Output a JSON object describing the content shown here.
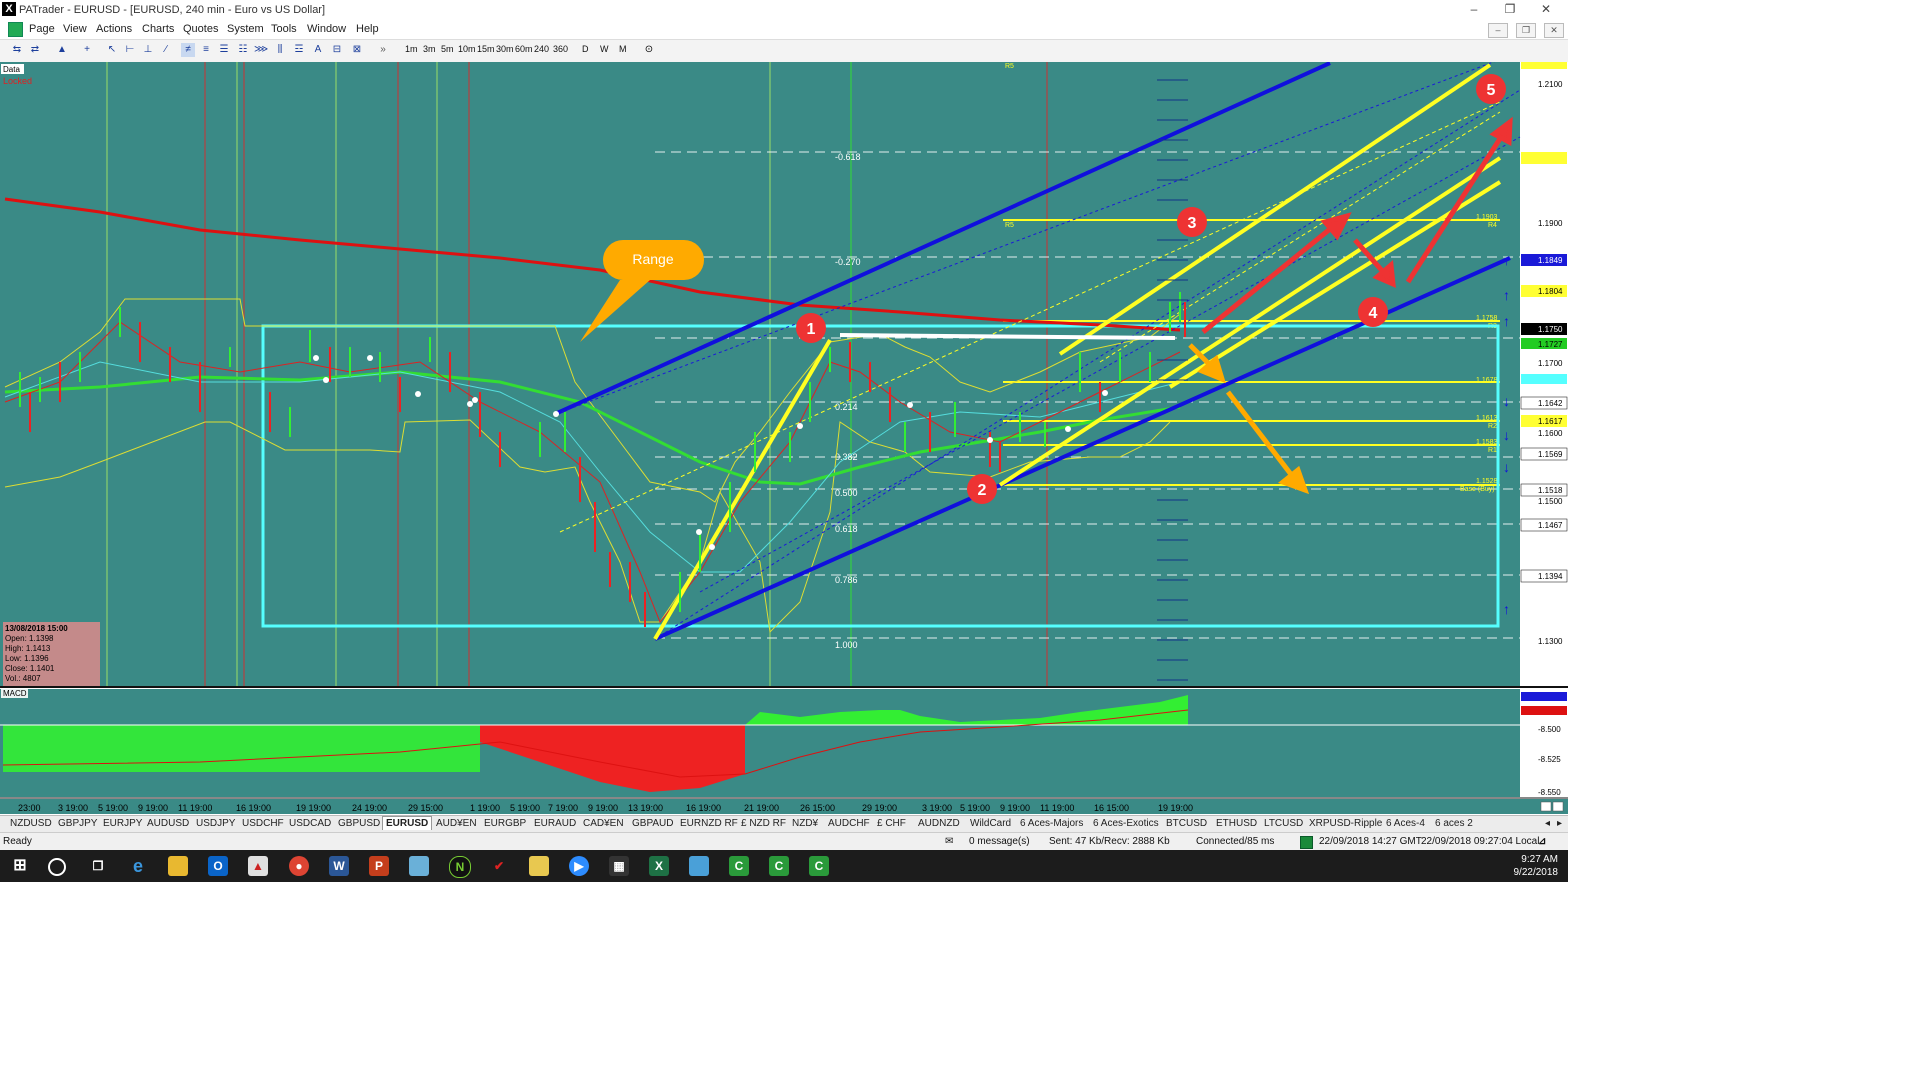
{
  "window": {
    "app_icon": "X",
    "title": "PATrader - EURUSD - [EURUSD, 240 min - Euro vs US Dollar]",
    "minimize": "–",
    "restore": "❐",
    "close": "✕"
  },
  "menu": [
    "Page",
    "View",
    "Actions",
    "Charts",
    "Quotes",
    "System",
    "Tools",
    "Window",
    "Help"
  ],
  "mdi_controls": [
    "–",
    "❐",
    "✕"
  ],
  "timeframes": [
    "1m",
    "3m",
    "5m",
    "10m",
    "15m",
    "30m",
    "60m",
    "240",
    "360",
    "D",
    "W",
    "M"
  ],
  "chart": {
    "data_label": "Data",
    "locked_label": "Locked",
    "range_callout": "Range",
    "info": {
      "date": "13/08/2018 15:00",
      "open": "Open: 1.1398",
      "high": "High: 1.1413",
      "low": "Low: 1.1396",
      "close": "Close: 1.1401",
      "vol": "Vol.: 4807"
    },
    "fib_labels": [
      "-0.618",
      "-0.270",
      "0.214",
      "0.382",
      "0.500",
      "0.618",
      "0.786",
      "1.000"
    ],
    "pivot_labels": [
      "R5",
      "R5",
      "R4",
      "R3",
      "R2",
      "R1",
      "Base (Buy)"
    ],
    "level_labels": [
      "1.1903",
      "1.1758",
      "1.1678",
      "1.1613",
      "1.1583",
      "1.1528"
    ],
    "price_axis": [
      "1.2100",
      "1.1900",
      "1.1700",
      "1.1600",
      "1.1500",
      "1.1300"
    ],
    "price_tags": [
      {
        "text": "1.1849",
        "bg": "#1a1ad8",
        "fg": "#ffffff"
      },
      {
        "text": "1.1804",
        "bg": "#ffff33",
        "fg": "#000000"
      },
      {
        "text": "1.1750",
        "bg": "#000000",
        "fg": "#ffffff"
      },
      {
        "text": "1.1727",
        "bg": "#22cc22",
        "fg": "#000000"
      },
      {
        "text": "1.1642",
        "bg": "#ffffff",
        "fg": "#000000"
      },
      {
        "text": "1.1617",
        "bg": "#ffff33",
        "fg": "#000000"
      },
      {
        "text": "1.1569",
        "bg": "#ffffff",
        "fg": "#000000"
      },
      {
        "text": "1.1518",
        "bg": "#ffffff",
        "fg": "#000000"
      },
      {
        "text": "1.1467",
        "bg": "#ffffff",
        "fg": "#000000"
      },
      {
        "text": "1.1394",
        "bg": "#ffffff",
        "fg": "#000000"
      }
    ],
    "markers": [
      "1",
      "2",
      "3",
      "4",
      "5"
    ],
    "macd_label": "MACD",
    "macd_axis": [
      "-8.500",
      "-8.525",
      "-8.550"
    ],
    "time_axis": [
      "23:00",
      "3 19:00",
      "5 19:00",
      "9 19:00",
      "11 19:00",
      "16 19:00",
      "19 19:00",
      "24 19:00",
      "29 15:00",
      "1 19:00",
      "5 19:00",
      "7 19:00",
      "9 19:00",
      "13 19:00",
      "16 19:00",
      "21 19:00",
      "26 15:00",
      "29 19:00",
      "3 19:00",
      "5 19:00",
      "9 19:00",
      "11 19:00",
      "16 15:00",
      "19 19:00"
    ]
  },
  "tabs": [
    "NZDUSD",
    "GBPJPY",
    "EURJPY",
    "AUDUSD",
    "USDJPY",
    "USDCHF",
    "USDCAD",
    "GBPUSD",
    "EURUSD",
    "AUD¥EN",
    "EURGBP",
    "EURAUD",
    "CAD¥EN",
    "GBPAUD",
    "EURNZD RF",
    "£ NZD RF",
    "NZD¥",
    "AUDCHF",
    "£ CHF",
    "AUDNZD",
    "WildCard",
    "6 Aces-Majors",
    "6 Aces-Exotics",
    "BTCUSD",
    "ETHUSD",
    "LTCUSD",
    "XRPUSD-Ripple",
    "6 Aces-4",
    "6 aces 2"
  ],
  "active_tab": "EURUSD",
  "status": {
    "ready": "Ready",
    "messages": "0 message(s)",
    "traffic": "Sent: 47 Kb/Recv: 2888 Kb",
    "connected": "Connected/85 ms",
    "gmt": "22/09/2018 14:27 GMT",
    "local": "22/09/2018 09:27:04 Local"
  },
  "taskbar": {
    "time": "9:27 AM",
    "date": "9/22/2018",
    "icons": [
      "start-icon",
      "search-icon",
      "task-view-icon",
      "edge-icon",
      "explorer-icon",
      "outlook-icon",
      "chart-app-icon",
      "chrome-icon",
      "word-icon",
      "powerpoint-icon",
      "notes-icon",
      "ninja-icon",
      "trading-icon",
      "folder-icon",
      "zoom-icon",
      "calculator-icon",
      "excel-icon",
      "remote-icon",
      "camtasia-icon",
      "camtasia-recorder-icon",
      "camtasia-studio-icon"
    ]
  },
  "colors": {
    "chart_bg": "#3a8a86",
    "macd_bg": "#3a8a86",
    "channel_blue": "#1010dd",
    "channel_yellow": "#ffff22",
    "range_box": "#55ffff",
    "ma_red": "#dd1111",
    "ma_green": "#33dd33",
    "arrow_red": "#ee3333",
    "arrow_orange": "#ffaa00"
  }
}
______
* BRIEF
Copy each line above that contains the word "text".

* TASK RESULT
        "text": "1.1849",
        "text": "1.1804",
        "text": "1.1750",
        "text": "1.1727",
        "text": "1.1642",
        "text": "1.1617",
        "text": "1.1569",
        "text": "1.1518",
        "text": "1.1467",
        "text": "1.1394",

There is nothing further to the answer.